▶ Your objective: Your output is the line containing "Transcribe the text in this document." plus all lines after it to the end of the records, reproduced exactly, with nothing else.

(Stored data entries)
(begin)

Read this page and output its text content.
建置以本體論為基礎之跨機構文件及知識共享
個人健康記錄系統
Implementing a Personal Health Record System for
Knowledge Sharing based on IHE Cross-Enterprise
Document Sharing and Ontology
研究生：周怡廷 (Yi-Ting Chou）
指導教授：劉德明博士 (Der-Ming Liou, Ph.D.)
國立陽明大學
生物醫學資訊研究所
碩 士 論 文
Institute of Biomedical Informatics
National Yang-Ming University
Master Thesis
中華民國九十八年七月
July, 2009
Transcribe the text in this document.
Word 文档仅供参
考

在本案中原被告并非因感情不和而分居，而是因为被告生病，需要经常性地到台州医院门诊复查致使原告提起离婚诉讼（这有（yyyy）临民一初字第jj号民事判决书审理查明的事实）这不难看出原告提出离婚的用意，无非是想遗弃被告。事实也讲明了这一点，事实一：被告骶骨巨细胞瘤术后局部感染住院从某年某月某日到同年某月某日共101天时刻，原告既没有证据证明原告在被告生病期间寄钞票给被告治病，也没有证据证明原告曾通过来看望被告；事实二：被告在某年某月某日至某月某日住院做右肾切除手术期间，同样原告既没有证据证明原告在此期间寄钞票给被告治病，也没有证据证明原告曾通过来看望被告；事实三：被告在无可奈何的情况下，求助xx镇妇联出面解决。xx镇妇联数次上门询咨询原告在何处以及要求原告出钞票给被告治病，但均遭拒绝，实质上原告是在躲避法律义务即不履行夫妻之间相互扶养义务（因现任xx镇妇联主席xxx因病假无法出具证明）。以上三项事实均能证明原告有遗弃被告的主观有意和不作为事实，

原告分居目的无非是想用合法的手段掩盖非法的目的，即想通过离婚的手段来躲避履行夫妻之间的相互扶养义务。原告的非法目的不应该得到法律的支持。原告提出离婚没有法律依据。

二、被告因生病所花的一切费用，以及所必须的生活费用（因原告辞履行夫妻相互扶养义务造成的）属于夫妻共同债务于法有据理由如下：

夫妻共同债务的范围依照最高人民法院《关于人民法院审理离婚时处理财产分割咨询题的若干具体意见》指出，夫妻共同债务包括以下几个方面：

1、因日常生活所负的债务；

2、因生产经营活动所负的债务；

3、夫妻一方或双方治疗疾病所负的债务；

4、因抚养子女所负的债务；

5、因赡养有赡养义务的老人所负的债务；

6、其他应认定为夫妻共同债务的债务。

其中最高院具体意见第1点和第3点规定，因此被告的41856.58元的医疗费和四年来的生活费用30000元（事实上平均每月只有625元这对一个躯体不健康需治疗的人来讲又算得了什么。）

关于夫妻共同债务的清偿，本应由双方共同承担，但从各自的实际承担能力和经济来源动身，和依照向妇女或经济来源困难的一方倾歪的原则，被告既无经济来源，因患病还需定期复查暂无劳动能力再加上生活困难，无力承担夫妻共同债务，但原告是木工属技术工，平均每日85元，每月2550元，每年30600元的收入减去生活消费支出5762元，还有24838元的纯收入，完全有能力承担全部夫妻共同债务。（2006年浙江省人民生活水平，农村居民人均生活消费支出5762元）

(end)

▶ Worked solution:
Transcribe the text in this document.
Word 文档仅供参
考

在本案中原被告并非因感情不和而分居，而是因为被告生病，需要经常性地到台州医院门诊复查致使原告提起离婚诉讼（这有（yyyy）临民一初字第jj号民事判决书审理查明的事实）这不难看出原告提出离婚的用意，无非是想遗弃被告。事实也讲明了这一点，事实一：被告骶骨巨细胞瘤术后局部感染住院从某年某月某日到同年某月某日共101天时刻，原告既没有证据证明原告在被告生病期间寄钞票给被告治病，也没有证据证明原告曾通过来看望被告；事实二：被告在某年某月某日至某月某日住院做右肾切除手术期间，同样原告既没有证据证明原告在此期间寄钞票给被告治病，也没有证据证明原告曾通过来看望被告；事实三：被告在无可奈何的情况下，求助xx镇妇联出面解决。xx镇妇联数次上门询咨询原告在何处以及要求原告出钞票给被告治病，但均遭拒绝，实质上原告是在躲避法律义务即不履行夫妻之间相互扶养义务（因现任xx镇妇联主席xxx因病假无法出具证明）。以上三项事实均能证明原告有遗弃被告的主观有意和不作为事实，

原告分居目的无非是想用合法的手段掩盖非法的目的，即想通过离婚的手段来躲避履行夫妻之间的相互扶养义务。原告的非法目的不应该得到法律的支持。原告提出离婚没有法律依据。

二、被告因生病所花的一切费用，以及所必须的生活费用（因原告辞履行夫妻相互扶养义务造成的）属于夫妻共同债务于法有据理由如下：

夫妻共同债务的范围依照最高人民法院《关于人民法院审理离婚时处理财产分割咨询题的若干具体意见》指出，夫妻共同债务包括以下几个方面：

1、因日常生活所负的债务；

2、因生产经营活动所负的债务；

3、夫妻一方或双方治疗疾病所负的债务；

4、因抚养子女所负的债务；

5、因赡养有赡养义务的老人所负的债务；

6、其他应认定为夫妻共同债务的债务。

其中最高院具体意见第1点和第3点规定，因此被告的41856.58元的医疗费和四年来的生活费用30000元（事实上平均每月只有625元这对一个躯体不健康需治疗的人来讲又算得了什么。）

关于夫妻共同债务的清偿，本应由双方共同承担，但从各自的实际承担能力和经济来源动身，和依照向妇女或经济来源困难的一方倾歪的原则，被告既无经济来源，因患病还需定期复查暂无劳动能力再加上生活困难，无力承担夫妻共同债务，但原告是木工属技术工，平均每日85元，每月2550元，每年30600元的收入减去生活消费支出5762元，还有24838元的纯收入，完全有能力承担全部夫妻共同债务。（2006年浙江省人民生活水平，农村居民人均生活消费支出5762元）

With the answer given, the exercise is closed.